_THE PROBLEM_:
Write out every line of the material as it stands, apart from the pictures.

_DATA SHOWN_:
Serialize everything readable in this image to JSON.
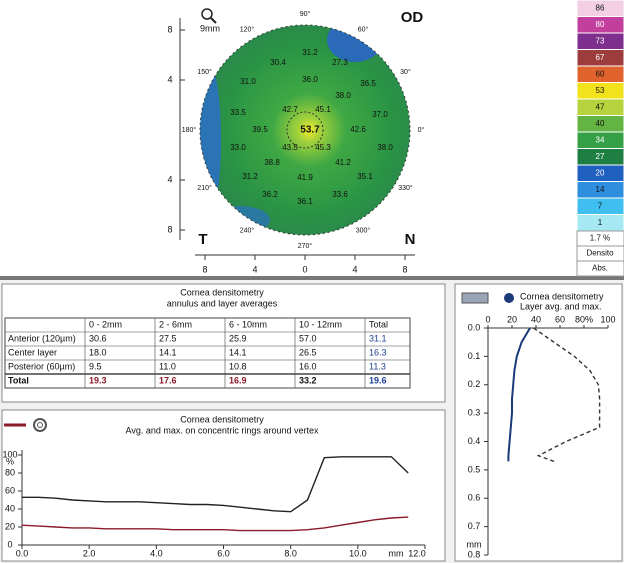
{
  "map": {
    "eye": "OD",
    "zoom": "9mm",
    "temporal": "T",
    "nasal": "N",
    "angles": [
      "90°",
      "60°",
      "30°",
      "0°",
      "330°",
      "300°",
      "270°",
      "240°",
      "210°",
      "180°",
      "150°",
      "120°"
    ],
    "values": [
      "31.2",
      "30.4",
      "27.3",
      "31.0",
      "36.0",
      "36.5",
      "38.0",
      "33.5",
      "42.7",
      "45.1",
      "37.0",
      "39.5",
      "53.7",
      "42.6",
      "33.0",
      "43.5",
      "45.3",
      "38.0",
      "38.8",
      "41.2",
      "31.2",
      "41.9",
      "35.1",
      "36.2",
      "33.6",
      "36.1"
    ],
    "yticks": [
      8,
      4,
      {
        "value": -4,
        "label": "4"
      },
      {
        "value": -8,
        "label": "8"
      }
    ],
    "xticks": [
      {
        "value": -8,
        "label": "8"
      },
      {
        "value": -4,
        "label": "4"
      },
      0,
      4,
      8
    ]
  },
  "scale": {
    "labels": [
      86,
      80,
      73,
      67,
      60,
      53,
      47,
      40,
      34,
      27,
      20,
      14,
      7,
      1
    ],
    "colors": [
      "#f2cfe2",
      "#c33f9e",
      "#7e2e8c",
      "#9c3c3c",
      "#e0622c",
      "#f2e21c",
      "#b6d33e",
      "#63b443",
      "#35a046",
      "#1f7f42",
      "#1f5fbf",
      "#2f8fdf",
      "#3fbff0",
      "#a6e9f2"
    ],
    "percent": "1.7 %",
    "mode": "Densito",
    "unit": "Abs."
  },
  "table": {
    "title": "Cornea densitometry",
    "subtitle": "annulus and layer averages",
    "columns": [
      "0 - 2mm",
      "2 - 6mm",
      "6 - 10mm",
      "10 - 12mm",
      "Total"
    ],
    "rows": [
      {
        "label": "Anterior (120µm)",
        "cells": [
          "30.6",
          "27.5",
          "25.9",
          "57.0",
          "31.1"
        ]
      },
      {
        "label": "Center layer",
        "cells": [
          "18.0",
          "14.1",
          "14.1",
          "26.5",
          "16.3"
        ]
      },
      {
        "label": "Posterior (60µm)",
        "cells": [
          "9.5",
          "11.0",
          "10.8",
          "16.0",
          "11.3"
        ]
      },
      {
        "label": "Total",
        "cells": [
          "19.3",
          "17.6",
          "16.9",
          "33.2",
          "19.6"
        ]
      }
    ]
  },
  "chart_data": [
    {
      "type": "line",
      "title": "Cornea densitometry",
      "subtitle": "Avg. and max. on concentric rings around vertex",
      "x": [
        0,
        0.5,
        1,
        1.5,
        2,
        2.5,
        3,
        3.5,
        4,
        4.5,
        5,
        5.5,
        6,
        6.5,
        7,
        7.5,
        8,
        8.5,
        9,
        9.5,
        10,
        10.5,
        11,
        11.5
      ],
      "series": [
        {
          "color": "#222222",
          "values": [
            53,
            53,
            52,
            50,
            49,
            48,
            48,
            48,
            47,
            46,
            45,
            45,
            44,
            42,
            40,
            38,
            37,
            50,
            97,
            98,
            98,
            98,
            98,
            80
          ]
        },
        {
          "color": "#8b1a2b",
          "values": [
            22,
            21,
            20,
            19,
            19,
            18,
            18,
            18,
            18,
            17,
            17,
            17,
            17,
            16,
            16,
            16,
            16,
            17,
            19,
            22,
            25,
            28,
            30,
            31
          ]
        }
      ],
      "xlabel": "mm",
      "ylabel": "%",
      "xlim": [
        0,
        12
      ],
      "ylim": [
        0,
        100
      ],
      "xticks": [
        {
          "value": 0,
          "label": "0.0"
        },
        {
          "value": 2,
          "label": "2.0"
        },
        {
          "value": 4,
          "label": "4.0"
        },
        {
          "value": 6,
          "label": "6.0"
        },
        {
          "value": 8,
          "label": "8.0"
        },
        {
          "value": 10,
          "label": "10.0"
        },
        {
          "value": 12,
          "label": "12.0"
        }
      ],
      "yticks": [
        0,
        20,
        40,
        60,
        80,
        100
      ]
    },
    {
      "type": "depth-line",
      "title": "Cornea densitometry",
      "subtitle": "Layer avg. and max.",
      "y": [
        0,
        0.05,
        0.1,
        0.15,
        0.2,
        0.25,
        0.3,
        0.35,
        0.4,
        0.45,
        0.47
      ],
      "series": [
        {
          "color": "#1a3a7a",
          "dash": false,
          "values": [
            35,
            28,
            24,
            22,
            21,
            20,
            20,
            19,
            18,
            17,
            17
          ]
        },
        {
          "color": "#333333",
          "dash": true,
          "values": [
            38,
            55,
            72,
            85,
            92,
            93,
            93,
            93,
            65,
            42,
            55
          ]
        }
      ],
      "ylabel": "mm",
      "xlim": [
        0,
        100
      ],
      "ylim": [
        0,
        0.8
      ],
      "xticks": [
        0,
        20,
        40,
        60,
        {
          "value": 80,
          "label": "80%"
        },
        100
      ],
      "yticks": [
        {
          "value": 0,
          "label": "0.0"
        },
        0.1,
        0.2,
        0.3,
        0.4,
        0.5,
        0.6,
        0.7,
        0.8
      ]
    }
  ]
}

_WRITTEN ANSWER_:
Serialize everything readable in this image to JSON.
{
  "map": {
    "eye": "OD",
    "zoom": "9mm",
    "temporal": "T",
    "nasal": "N",
    "angles": [
      "90°",
      "60°",
      "30°",
      "0°",
      "330°",
      "300°",
      "270°",
      "240°",
      "210°",
      "180°",
      "150°",
      "120°"
    ],
    "values": [
      "31.2",
      "30.4",
      "27.3",
      "31.0",
      "36.0",
      "36.5",
      "38.0",
      "33.5",
      "42.7",
      "45.1",
      "37.0",
      "39.5",
      "53.7",
      "42.6",
      "33.0",
      "43.5",
      "45.3",
      "38.0",
      "38.8",
      "41.2",
      "31.2",
      "41.9",
      "35.1",
      "36.2",
      "33.6",
      "36.1"
    ],
    "yticks": [
      8,
      4,
      {
        "value": -4,
        "label": "4"
      },
      {
        "value": -8,
        "label": "8"
      }
    ],
    "xticks": [
      {
        "value": -8,
        "label": "8"
      },
      {
        "value": -4,
        "label": "4"
      },
      0,
      4,
      8
    ]
  },
  "scale": {
    "labels": [
      86,
      80,
      73,
      67,
      60,
      53,
      47,
      40,
      34,
      27,
      20,
      14,
      7,
      1
    ],
    "colors": [
      "#f2cfe2",
      "#c33f9e",
      "#7e2e8c",
      "#9c3c3c",
      "#e0622c",
      "#f2e21c",
      "#b6d33e",
      "#63b443",
      "#35a046",
      "#1f7f42",
      "#1f5fbf",
      "#2f8fdf",
      "#3fbff0",
      "#a6e9f2"
    ],
    "percent": "1.7 %",
    "mode": "Densito",
    "unit": "Abs."
  },
  "table": {
    "title": "Cornea densitometry",
    "subtitle": "annulus and layer averages",
    "columns": [
      "0 - 2mm",
      "2 - 6mm",
      "6 - 10mm",
      "10 - 12mm",
      "Total"
    ],
    "rows": [
      {
        "label": "Anterior (120µm)",
        "cells": [
          "30.6",
          "27.5",
          "25.9",
          "57.0",
          "31.1"
        ]
      },
      {
        "label": "Center layer",
        "cells": [
          "18.0",
          "14.1",
          "14.1",
          "26.5",
          "16.3"
        ]
      },
      {
        "label": "Posterior (60µm)",
        "cells": [
          "9.5",
          "11.0",
          "10.8",
          "16.0",
          "11.3"
        ]
      },
      {
        "label": "Total",
        "cells": [
          "19.3",
          "17.6",
          "16.9",
          "33.2",
          "19.6"
        ]
      }
    ]
  },
  "chart_data": [
    {
      "type": "line",
      "title": "Cornea densitometry",
      "subtitle": "Avg. and max. on concentric rings around vertex",
      "x": [
        0,
        0.5,
        1,
        1.5,
        2,
        2.5,
        3,
        3.5,
        4,
        4.5,
        5,
        5.5,
        6,
        6.5,
        7,
        7.5,
        8,
        8.5,
        9,
        9.5,
        10,
        10.5,
        11,
        11.5
      ],
      "series": [
        {
          "color": "#222222",
          "values": [
            53,
            53,
            52,
            50,
            49,
            48,
            48,
            48,
            47,
            46,
            45,
            45,
            44,
            42,
            40,
            38,
            37,
            50,
            97,
            98,
            98,
            98,
            98,
            80
          ]
        },
        {
          "color": "#8b1a2b",
          "values": [
            22,
            21,
            20,
            19,
            19,
            18,
            18,
            18,
            18,
            17,
            17,
            17,
            17,
            16,
            16,
            16,
            16,
            17,
            19,
            22,
            25,
            28,
            30,
            31
          ]
        }
      ],
      "xlabel": "mm",
      "ylabel": "%",
      "xlim": [
        0,
        12
      ],
      "ylim": [
        0,
        100
      ],
      "xticks": [
        {
          "value": 0,
          "label": "0.0"
        },
        {
          "value": 2,
          "label": "2.0"
        },
        {
          "value": 4,
          "label": "4.0"
        },
        {
          "value": 6,
          "label": "6.0"
        },
        {
          "value": 8,
          "label": "8.0"
        },
        {
          "value": 10,
          "label": "10.0"
        },
        {
          "value": 12,
          "label": "12.0"
        }
      ],
      "yticks": [
        0,
        20,
        40,
        60,
        80,
        100
      ]
    },
    {
      "type": "depth-line",
      "title": "Cornea densitometry",
      "subtitle": "Layer avg. and max.",
      "y": [
        0,
        0.05,
        0.1,
        0.15,
        0.2,
        0.25,
        0.3,
        0.35,
        0.4,
        0.45,
        0.47
      ],
      "series": [
        {
          "color": "#1a3a7a",
          "dash": false,
          "values": [
            35,
            28,
            24,
            22,
            21,
            20,
            20,
            19,
            18,
            17,
            17
          ]
        },
        {
          "color": "#333333",
          "dash": true,
          "values": [
            38,
            55,
            72,
            85,
            92,
            93,
            93,
            93,
            65,
            42,
            55
          ]
        }
      ],
      "ylabel": "mm",
      "xlim": [
        0,
        100
      ],
      "ylim": [
        0,
        0.8
      ],
      "xticks": [
        0,
        20,
        40,
        60,
        {
          "value": 80,
          "label": "80%"
        },
        100
      ],
      "yticks": [
        {
          "value": 0,
          "label": "0.0"
        },
        0.1,
        0.2,
        0.3,
        0.4,
        0.5,
        0.6,
        0.7,
        0.8
      ]
    }
  ]
}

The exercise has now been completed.